**What you should do**
Scan the material for the word "axis", and copy each line where it shows up.

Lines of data
########

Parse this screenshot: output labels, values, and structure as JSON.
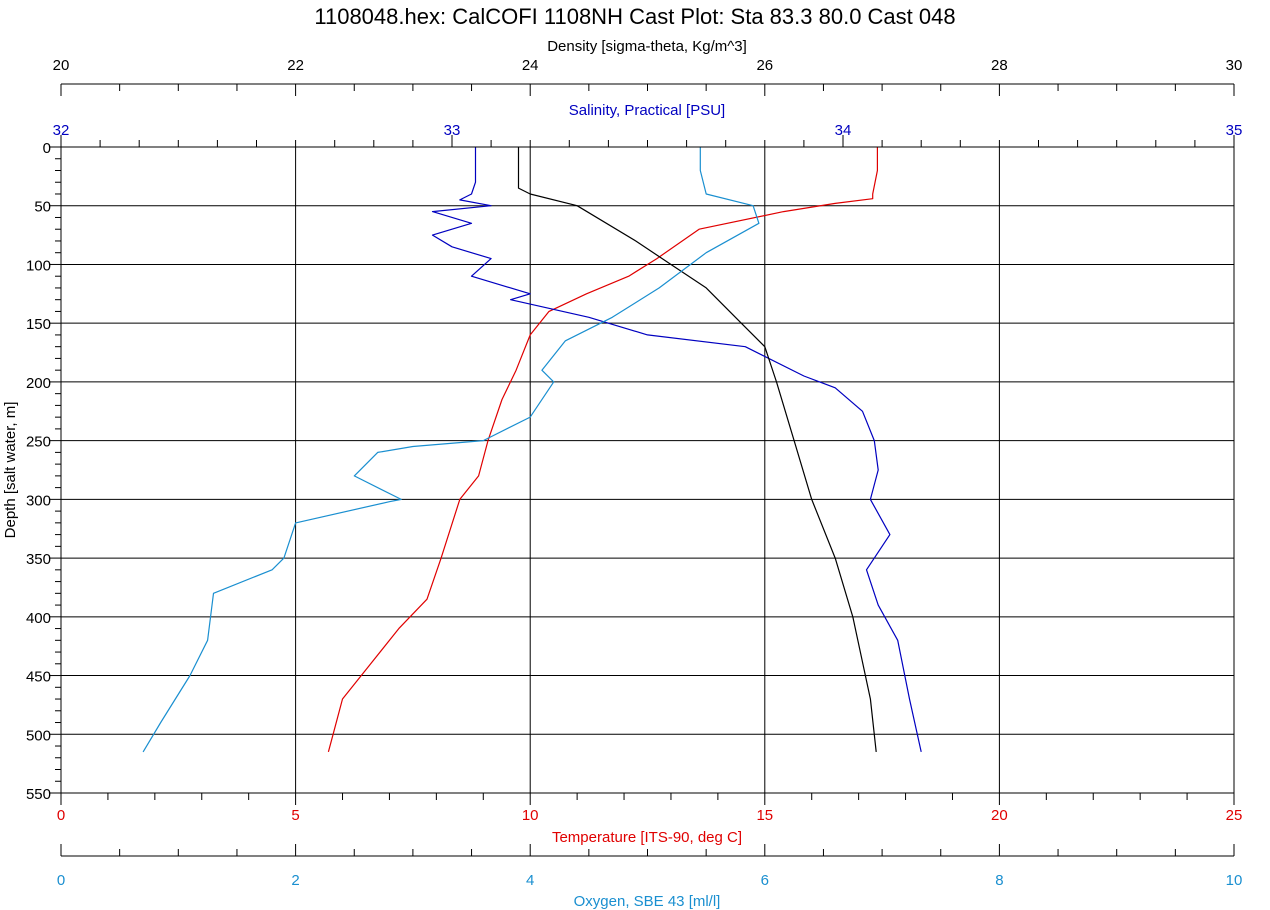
{
  "chart_data": {
    "type": "line",
    "title": "1108048.hex: CalCOFI 1108NH Cast Plot: Sta 83.3  80.0  Cast 048",
    "ylabel": "Depth [salt water, m]",
    "ylim": [
      0,
      550
    ],
    "y_inverted": true,
    "y_ticks": [
      "0",
      "50",
      "100",
      "150",
      "200",
      "250",
      "300",
      "350",
      "400",
      "450",
      "500",
      "550"
    ],
    "grid": true,
    "axes": {
      "density": {
        "label": "Density [sigma-theta, Kg/m^3]",
        "range": [
          20,
          30
        ],
        "ticks": [
          "20",
          "22",
          "24",
          "26",
          "28",
          "30"
        ],
        "position": "top",
        "color": "#000000"
      },
      "salinity": {
        "label": "Salinity, Practical [PSU]",
        "range": [
          32,
          35
        ],
        "ticks": [
          "32",
          "33",
          "34",
          "35"
        ],
        "position": "top",
        "color": "#0000C0"
      },
      "temperature": {
        "label": "Temperature [ITS-90, deg C]",
        "range": [
          0,
          25
        ],
        "ticks": [
          "0",
          "5",
          "10",
          "15",
          "20",
          "25"
        ],
        "position": "bottom",
        "color": "#E00000"
      },
      "oxygen": {
        "label": "Oxygen, SBE 43 [ml/l]",
        "range": [
          0,
          10
        ],
        "ticks": [
          "0",
          "2",
          "4",
          "6",
          "8",
          "10"
        ],
        "position": "bottom",
        "color": "#1A8FD0"
      }
    },
    "series": [
      {
        "axis": "temperature",
        "color": "#E00000",
        "x": [
          17.4,
          17.4,
          17.3,
          17.3,
          16.5,
          15.4,
          13.6,
          12.7,
          12.1,
          11.2,
          10.4,
          10.0,
          9.7,
          9.4,
          9.1,
          8.9,
          8.5,
          8.1,
          7.8,
          7.2,
          6.6,
          6.0,
          5.8,
          5.7
        ],
        "y": [
          0,
          20,
          40,
          44,
          48,
          55,
          70,
          95,
          110,
          125,
          140,
          160,
          190,
          215,
          250,
          280,
          300,
          350,
          385,
          410,
          440,
          470,
          500,
          515
        ]
      },
      {
        "axis": "salinity",
        "color": "#0000C0",
        "x": [
          33.06,
          33.06,
          33.05,
          33.02,
          33.1,
          32.95,
          33.05,
          32.95,
          33.0,
          33.1,
          33.05,
          33.2,
          33.15,
          33.35,
          33.5,
          33.75,
          33.9,
          33.98,
          34.05,
          34.08,
          34.09,
          34.07,
          34.12,
          34.06,
          34.09,
          34.14,
          34.17,
          34.2
        ],
        "y": [
          0,
          30,
          40,
          45,
          50,
          55,
          65,
          75,
          85,
          95,
          110,
          125,
          130,
          145,
          160,
          170,
          195,
          205,
          225,
          250,
          275,
          300,
          330,
          360,
          390,
          420,
          470,
          515
        ]
      },
      {
        "axis": "density",
        "color": "#000000",
        "x": [
          23.9,
          23.9,
          24.0,
          24.4,
          24.9,
          25.2,
          25.5,
          25.8,
          26.0,
          26.1,
          26.25,
          26.4,
          26.6,
          26.75,
          26.9,
          26.95
        ],
        "y": [
          0,
          35,
          40,
          50,
          80,
          100,
          120,
          150,
          170,
          200,
          250,
          300,
          350,
          400,
          470,
          515
        ]
      },
      {
        "axis": "oxygen",
        "color": "#1A8FD0",
        "x": [
          5.45,
          5.45,
          5.5,
          5.9,
          5.95,
          5.5,
          5.1,
          4.7,
          4.3,
          4.1,
          4.2,
          4.0,
          3.6,
          3.0,
          2.7,
          2.5,
          2.9,
          2.8,
          2.0,
          1.9,
          1.8,
          1.3,
          1.25,
          1.1,
          0.85,
          0.7
        ],
        "y": [
          0,
          20,
          40,
          50,
          65,
          90,
          120,
          145,
          165,
          190,
          200,
          230,
          250,
          255,
          260,
          280,
          300,
          302,
          320,
          350,
          360,
          380,
          420,
          450,
          490,
          515
        ]
      }
    ]
  }
}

########

**Response below**
        "axis": "temperature",
        "axis": "salinity",
        "axis": "density",
        "axis": "oxygen",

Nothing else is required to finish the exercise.